== Material for this exercise ==
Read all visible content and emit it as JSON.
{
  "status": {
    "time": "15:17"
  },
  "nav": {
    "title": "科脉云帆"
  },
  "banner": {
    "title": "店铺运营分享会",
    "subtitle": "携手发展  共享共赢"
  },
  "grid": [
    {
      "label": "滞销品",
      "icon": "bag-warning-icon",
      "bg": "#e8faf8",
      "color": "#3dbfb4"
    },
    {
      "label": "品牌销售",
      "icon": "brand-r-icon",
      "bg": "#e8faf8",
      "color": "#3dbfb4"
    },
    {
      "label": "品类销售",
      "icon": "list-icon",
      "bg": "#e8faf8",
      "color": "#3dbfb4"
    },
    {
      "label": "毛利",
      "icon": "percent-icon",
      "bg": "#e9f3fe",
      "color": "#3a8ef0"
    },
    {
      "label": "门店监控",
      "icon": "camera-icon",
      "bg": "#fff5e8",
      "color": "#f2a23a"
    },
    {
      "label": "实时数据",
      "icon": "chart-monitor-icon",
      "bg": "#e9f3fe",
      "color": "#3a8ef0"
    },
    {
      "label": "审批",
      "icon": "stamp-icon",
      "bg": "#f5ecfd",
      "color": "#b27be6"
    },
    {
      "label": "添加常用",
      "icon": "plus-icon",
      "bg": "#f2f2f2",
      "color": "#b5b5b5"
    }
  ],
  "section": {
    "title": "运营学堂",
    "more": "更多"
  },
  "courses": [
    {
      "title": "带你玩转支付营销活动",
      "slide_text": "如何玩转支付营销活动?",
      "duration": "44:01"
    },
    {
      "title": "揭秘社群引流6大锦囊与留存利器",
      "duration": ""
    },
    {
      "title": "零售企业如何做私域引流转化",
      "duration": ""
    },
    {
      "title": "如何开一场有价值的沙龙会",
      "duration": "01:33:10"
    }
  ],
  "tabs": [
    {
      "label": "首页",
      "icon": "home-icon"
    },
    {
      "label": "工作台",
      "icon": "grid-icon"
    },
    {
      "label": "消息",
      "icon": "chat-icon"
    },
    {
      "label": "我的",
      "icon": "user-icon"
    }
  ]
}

== The request ==
All of the lines above need to be given again exactly.

== Answer to this exercise ==
Read all visible content and emit it as JSON.
{
  "status": {
    "time": "15:17"
  },
  "nav": {
    "title": "科脉云帆"
  },
  "banner": {
    "title": "店铺运营分享会",
    "subtitle": "携手发展  共享共赢"
  },
  "grid": [
    {
      "label": "滞销品",
      "icon": "bag-warning-icon",
      "bg": "#e8faf8",
      "color": "#3dbfb4"
    },
    {
      "label": "品牌销售",
      "icon": "brand-r-icon",
      "bg": "#e8faf8",
      "color": "#3dbfb4"
    },
    {
      "label": "品类销售",
      "icon": "list-icon",
      "bg": "#e8faf8",
      "color": "#3dbfb4"
    },
    {
      "label": "毛利",
      "icon": "percent-icon",
      "bg": "#e9f3fe",
      "color": "#3a8ef0"
    },
    {
      "label": "门店监控",
      "icon": "camera-icon",
      "bg": "#fff5e8",
      "color": "#f2a23a"
    },
    {
      "label": "实时数据",
      "icon": "chart-monitor-icon",
      "bg": "#e9f3fe",
      "color": "#3a8ef0"
    },
    {
      "label": "审批",
      "icon": "stamp-icon",
      "bg": "#f5ecfd",
      "color": "#b27be6"
    },
    {
      "label": "添加常用",
      "icon": "plus-icon",
      "bg": "#f2f2f2",
      "color": "#b5b5b5"
    }
  ],
  "section": {
    "title": "运营学堂",
    "more": "更多"
  },
  "courses": [
    {
      "title": "带你玩转支付营销活动",
      "slide_text": "如何玩转支付营销活动?",
      "duration": "44:01"
    },
    {
      "title": "揭秘社群引流6大锦囊与留存利器",
      "duration": ""
    },
    {
      "title": "零售企业如何做私域引流转化",
      "duration": ""
    },
    {
      "title": "如何开一场有价值的沙龙会",
      "duration": "01:33:10"
    }
  ],
  "tabs": [
    {
      "label": "首页",
      "icon": "home-icon"
    },
    {
      "label": "工作台",
      "icon": "grid-icon"
    },
    {
      "label": "消息",
      "icon": "chat-icon"
    },
    {
      "label": "我的",
      "icon": "user-icon"
    }
  ]
}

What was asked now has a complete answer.